The purpose of life is to live it, to taste experience to the utmost, to reach out eagerly and without fear for newer and richer experience.

- Eleanor Roosevelt

When you die, you feel as though there were some subtle change, but everything looks approximately the same. You get up and brush your teeth. You kiss your spouse and kids and leave for the office. There is less traffic than normal. The rest of your building seems less full, as though it's a holiday. But everyone in your office is here, and they greet you kindly. You feel strangely popular. Everyone you run into is someone you know. At some point, it dawns on you that this is the afterlife: the world is only made up of people you've met before.

It's a small fraction of the world population— about 0.00002 percent—but it seems like plenty to you.

It turns out that only the people you remember are here. So the woman with whom you shared a glance in the elevator may or may not be included. Your parents, your cousins, and your spectrum of friends through the years. All your old lovers. Your boss, your grandmothers, and the waitress who served your food each day at lunch. Those you dated, those you almost dated, those you longed for. It is a blissful opportunity to spend quality time with your one thousand connections, to renew fading ties, to catch up with those you let slip away.

It is only after several weeks of this that you begin to feel forlorn. 

You wonder what's different as you saunter through the vast quiet parks with a friend or two. No strangers grace the empty park benches and makes you smile because of their laughter. As you step into the street, you note there are no crowds, no buildings teeming with workers, no distant cities bustling, no trains howling into the night with sardined passengers on their way home.

You begin to consider all the things unfamiliar to you. You've never known, you realize, how to make wine, how to launch rockets out of the atmosphere, how to build a race car or paint a painting. And now those industries are shut down.

The missing crowds make you lonely. You begin to complain about all the people you could be meeting. But no one listens or sympathizes with you, because this is precisely what you chose when you were alive.

This story(with minor edits) is taken from Sum: Forty Tales from the Afterlives by David Eagleman, it emphasises on the importance of having vast and different experiences in our life. I highly recommend this book to anyone who wants to see different perspectives of living a life.

• RECORD SET:
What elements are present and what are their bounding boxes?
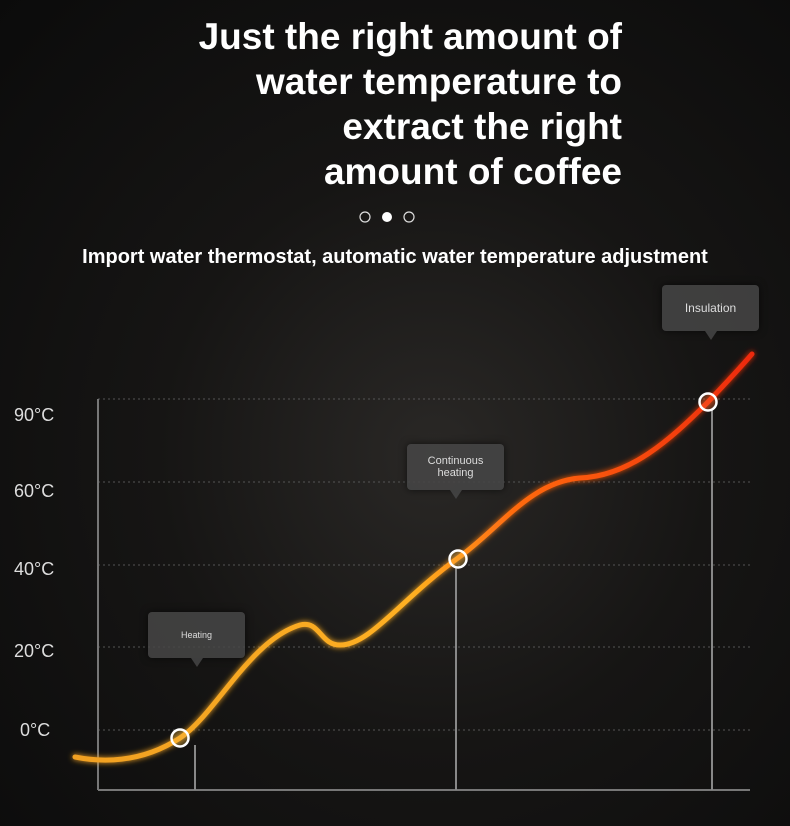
callout: Continuous heating <box>407 444 504 499</box>
marker <box>698 392 718 412</box>
title-line: extract the right <box>342 106 622 147</box>
pager-dot[interactable] <box>403 211 415 223</box>
y-label: 20°C <box>14 641 54 661</box>
y-label: 60°C <box>14 481 54 501</box>
y-label: 40°C <box>14 559 54 579</box>
title-line: amount of coffee <box>323 151 622 192</box>
temperature-curve <box>72 351 755 763</box>
callout: Insulation <box>662 285 759 340</box>
marker <box>448 549 468 569</box>
marker <box>170 728 190 748</box>
title: Just the right amount of water temperatu… <box>199 14 622 194</box>
pager-dot-active[interactable] <box>382 212 392 222</box>
y-label: 90°C <box>14 405 54 425</box>
pager-dot[interactable] <box>359 211 371 223</box>
title-line: Just the right amount of <box>198 16 622 57</box>
y-label: 0°C <box>20 720 50 740</box>
title-line: water temperature to <box>256 61 622 102</box>
callout: Heating <box>148 612 245 667</box>
subtitle: Import water thermostat, automatic water… <box>82 246 708 268</box>
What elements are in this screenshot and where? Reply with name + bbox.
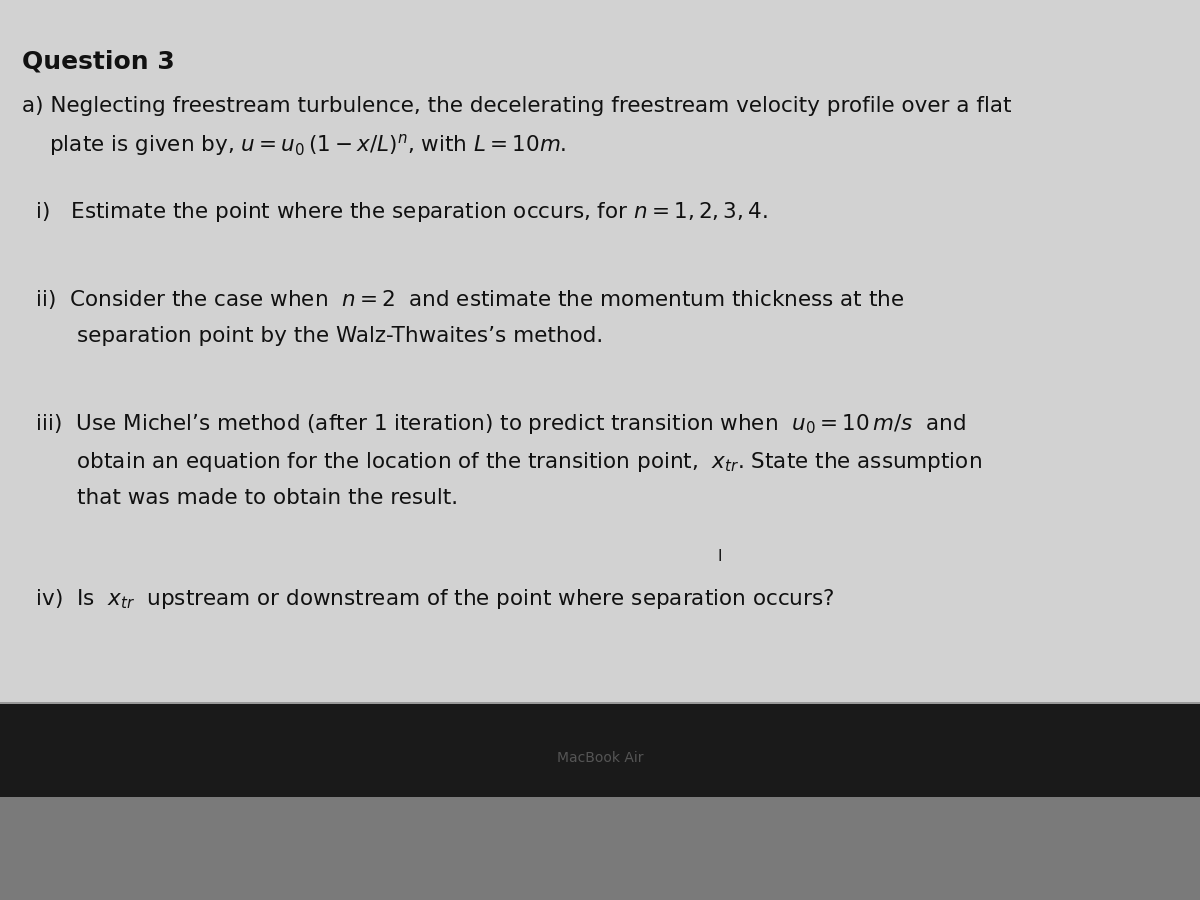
Text: i)   Estimate the point where the separation occurs, for $n = 1, 2, 3, 4$.: i) Estimate the point where the separati…	[22, 200, 767, 224]
Text: separation point by the Walz-Thwaites’s method.: separation point by the Walz-Thwaites’s …	[22, 326, 602, 346]
Text: Question 3: Question 3	[22, 50, 174, 74]
Bar	[0, 796, 1200, 900]
Text: obtain an equation for the location of the transition point,  $x_{tr}$. State th: obtain an equation for the location of t…	[22, 450, 982, 474]
Text: ii)  Consider the case when  $n = 2$  and estimate the momentum thickness at the: ii) Consider the case when $n = 2$ and e…	[22, 288, 904, 311]
Bar	[0, 0, 1200, 702]
Text: MacBook Air: MacBook Air	[557, 751, 643, 765]
Text: plate is given by, $u = u_0\,(1-x/L)^n$, with $L = 10m$.: plate is given by, $u = u_0\,(1-x/L)^n$,…	[22, 132, 566, 158]
Bar	[0, 702, 1200, 704]
Text: iii)  Use Michel’s method (after 1 iteration) to predict transition when  $u_0 =: iii) Use Michel’s method (after 1 iterat…	[22, 411, 966, 436]
Text: iv)  Is  $x_{tr}$  upstream or downstream of the point where separation occurs?: iv) Is $x_{tr}$ upstream or downstream o…	[22, 587, 834, 611]
Text: that was made to obtain the result.: that was made to obtain the result.	[22, 488, 457, 508]
Text: I: I	[718, 549, 722, 564]
Bar	[0, 702, 1200, 796]
Text: a) Neglecting freestream turbulence, the decelerating freestream velocity profil: a) Neglecting freestream turbulence, the…	[22, 96, 1012, 116]
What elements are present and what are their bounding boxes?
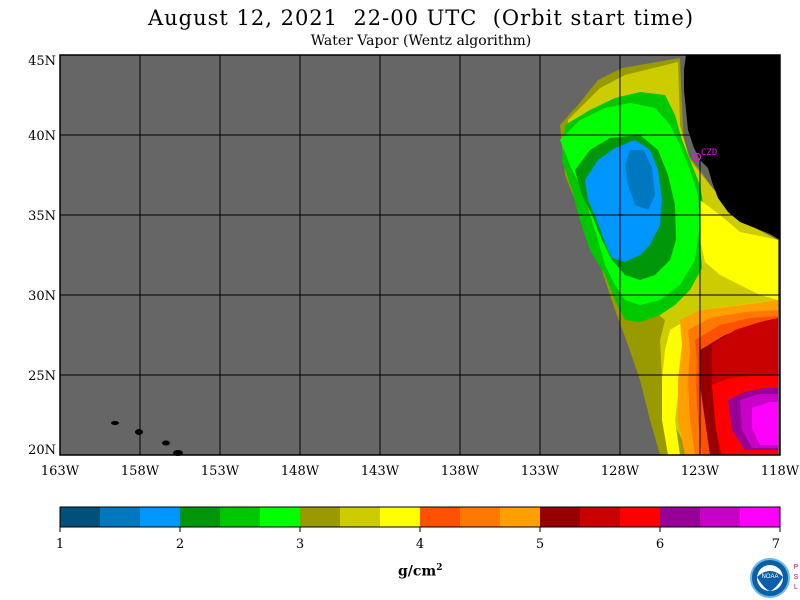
colorbar-segment xyxy=(260,507,301,527)
noaa-logo-bird xyxy=(757,571,783,591)
island-kauai xyxy=(111,421,119,425)
psl-letter-l: L xyxy=(794,584,798,591)
colorbar-tick-label: 5 xyxy=(536,537,544,552)
water-vapor-swath xyxy=(560,58,778,455)
colorbar-segment xyxy=(460,507,501,527)
lon-tick-label: 158W xyxy=(121,464,160,479)
units-base: g/cm xyxy=(398,563,437,580)
colorbar-segment xyxy=(380,507,421,527)
colorbar-segment xyxy=(140,507,181,527)
noaa-logo: NOAA P S L xyxy=(750,558,799,598)
island-maui xyxy=(162,440,170,446)
psl-letter-s: S xyxy=(794,574,799,581)
vapor-zone-blue-dark xyxy=(625,150,655,210)
colorbar-segment xyxy=(60,507,101,527)
colorbar-tick-label: 4 xyxy=(416,537,424,552)
station-marker-czd: CZD xyxy=(692,148,717,162)
colorbar-segment xyxy=(660,507,701,527)
colorbar-tick-label: 3 xyxy=(296,537,304,552)
lon-tick-label: 133W xyxy=(521,464,560,479)
lon-tick-label: 163W xyxy=(41,464,80,479)
lat-tick-label: 20N xyxy=(28,443,56,458)
psl-letter-p: P xyxy=(794,564,799,571)
colorbar-tick-label: 7 xyxy=(772,537,780,552)
colorbar-labels: 1 2 3 4 5 6 7 xyxy=(56,527,781,552)
lat-tick-label: 45N xyxy=(28,54,56,69)
lat-tick-label: 35N xyxy=(28,209,56,224)
lat-tick-label: 40N xyxy=(28,129,56,144)
lon-tick-label: 148W xyxy=(281,464,320,479)
island-oahu xyxy=(135,429,143,435)
vapor-zone-yellow xyxy=(700,200,778,300)
noaa-logo-text: NOAA xyxy=(761,574,778,580)
colorbar-segment xyxy=(220,507,261,527)
colorbar-segment xyxy=(580,507,621,527)
map-frame: CZD xyxy=(59,54,781,456)
colorbar-tick-label: 2 xyxy=(176,537,184,552)
map-title: August 12, 2021 22-00 UTC (Orbit start t… xyxy=(147,6,695,30)
colorbar-segment xyxy=(620,507,661,527)
lon-tick-label: 123W xyxy=(681,464,720,479)
lon-tick-label: 138W xyxy=(441,464,480,479)
station-label: CZD xyxy=(701,148,717,158)
lat-tick-label: 30N xyxy=(28,289,56,304)
colorbar-segment xyxy=(540,507,581,527)
colorbar-units: g/cm2 xyxy=(398,563,443,580)
latitude-labels: 45N 40N 35N 30N 25N 20N xyxy=(28,54,56,458)
map-border xyxy=(59,54,781,456)
colorbar-segment xyxy=(700,507,741,527)
station-circle xyxy=(692,152,702,162)
colorbar-segment xyxy=(300,507,341,527)
vapor-zone-bright-magenta xyxy=(752,402,778,445)
lon-tick-label: 153W xyxy=(201,464,240,479)
colorbar-segment xyxy=(500,507,541,527)
lon-tick-label: 143W xyxy=(361,464,400,479)
map-subtitle: Water Vapor (Wentz algorithm) xyxy=(310,33,532,49)
lat-tick-label: 25N xyxy=(28,369,56,384)
colorbar-segment xyxy=(100,507,141,527)
longitude-labels: 163W 158W 153W 148W 143W 138W 133W 128W 123W 118W xyxy=(41,464,800,479)
units-exponent: 2 xyxy=(436,563,443,573)
colorbar-segment xyxy=(180,507,221,527)
land-mass xyxy=(684,55,780,240)
colorbar-tick-label: 6 xyxy=(656,537,664,552)
colorbar-segment xyxy=(420,507,461,527)
lon-tick-label: 118W xyxy=(761,464,800,479)
lon-tick-label: 128W xyxy=(601,464,640,479)
colorbar-segment xyxy=(340,507,381,527)
colorbar-segment xyxy=(740,507,781,527)
colorbar-tick-label: 1 xyxy=(56,537,64,552)
colorbar xyxy=(59,506,781,528)
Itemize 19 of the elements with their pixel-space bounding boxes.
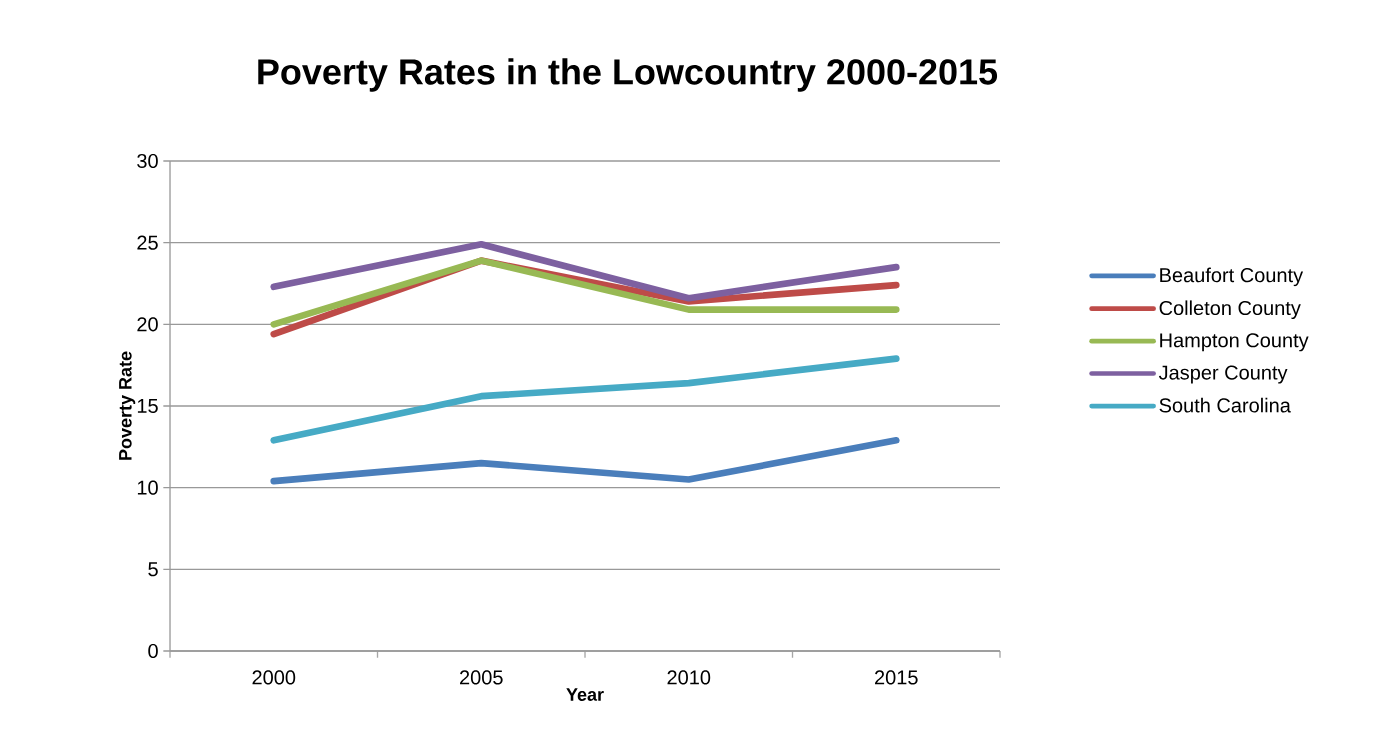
y-tick-label: 0 [148, 643, 158, 659]
legend-label: Jasper County [1158, 365, 1288, 384]
y-tick-label: 25 [137, 235, 158, 250]
x-tick-label: 2015 [875, 670, 918, 685]
y-tick-label: 5 [148, 562, 158, 577]
chart-title: Poverty Rates in the Lowcountry 2000-2015 [258, 58, 998, 92]
legend-label: Hampton County [1160, 333, 1309, 352]
y-axis-title: Poverty Rate [119, 351, 136, 460]
y-tick-label: 20 [137, 317, 158, 332]
y-tick-label: 30 [137, 153, 158, 169]
y-tick-label: 15 [137, 399, 158, 413]
y-tick-label: 10 [137, 480, 158, 495]
legend-label: South Carolina [1159, 397, 1291, 413]
x-axis-title: Year [566, 688, 604, 701]
x-tick-label: 2000 [252, 670, 296, 685]
legend-label: Colleton County [1159, 300, 1301, 320]
x-tick-label: 2005 [460, 670, 503, 685]
x-tick-label: 2010 [667, 670, 711, 685]
legend-label: Beaufort County [1160, 267, 1304, 287]
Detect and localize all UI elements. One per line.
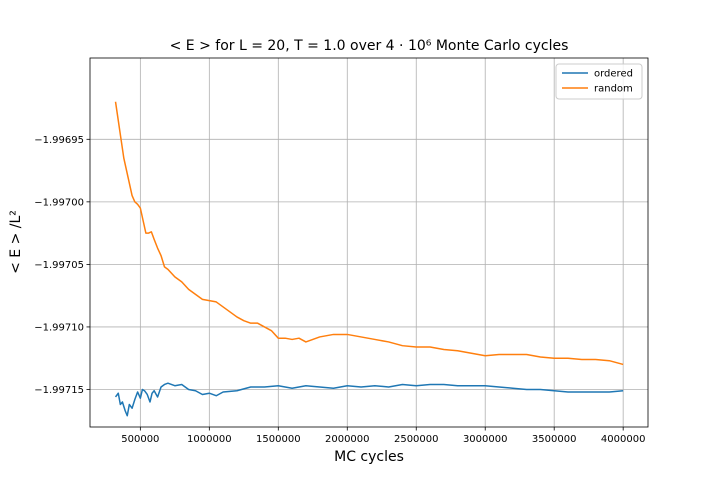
x-axis-label: MC cycles: [334, 449, 404, 465]
x-tick-label: 1500000: [256, 434, 301, 445]
x-tick-label: 3000000: [463, 434, 508, 445]
x-tick-label: 500000: [121, 434, 159, 445]
grid: [90, 58, 648, 427]
plot-frame: [89, 57, 649, 428]
chart-title: < E > for L = 20, T = 1.0 over 4 · 10⁶ M…: [170, 38, 569, 54]
legend-label-random: random: [594, 84, 633, 95]
legend: ordered random: [555, 63, 643, 100]
x-tick-label: 3500000: [532, 434, 577, 445]
x-tick-label: 1000000: [187, 434, 232, 445]
x-tick-label: 2500000: [394, 434, 439, 445]
y-tick-label: −1.99710: [34, 322, 84, 333]
x-tick-label: 2000000: [325, 434, 370, 445]
series-layer: [114, 101, 624, 417]
series-line-ordered: [114, 382, 624, 417]
y-tick-label: −1.99705: [34, 260, 84, 271]
x-tick-label: 4000000: [601, 434, 646, 445]
y-tick-label: −1.99715: [34, 385, 84, 396]
series-line-random: [114, 101, 624, 366]
y-axis: −1.99695 −1.99700 −1.99705 −1.99710 −1.99715: [34, 135, 90, 396]
y-axis-label: < E > /L²: [8, 210, 24, 274]
x-axis: 500000 1000000 1500000 2000000 2500000 300000…: [121, 427, 645, 445]
y-tick-label: −1.99700: [34, 197, 84, 208]
legend-label-ordered: ordered: [594, 69, 633, 80]
y-tick-label: −1.99695: [34, 135, 84, 146]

• EXERCISE PROMPT: Repeat the passage of the afterlife story that opens with "The missing crowds" and closes with "living a life.", swapping "lonely" for "restless".

• ANSWER TO THE EXERCISE:
The missing crowds make you restless. You begin to complain about all the people you could be meeting. But no one listens or sympathizes with you, because this is precisely what you chose when you were alive.

This story(with minor edits) is taken from Sum: Forty Tales from the Afterlives by David Eagleman, it emphasises on the importance of having vast and different experiences in our life. I highly recommend this book to anyone who wants to see different perspectives of living a life.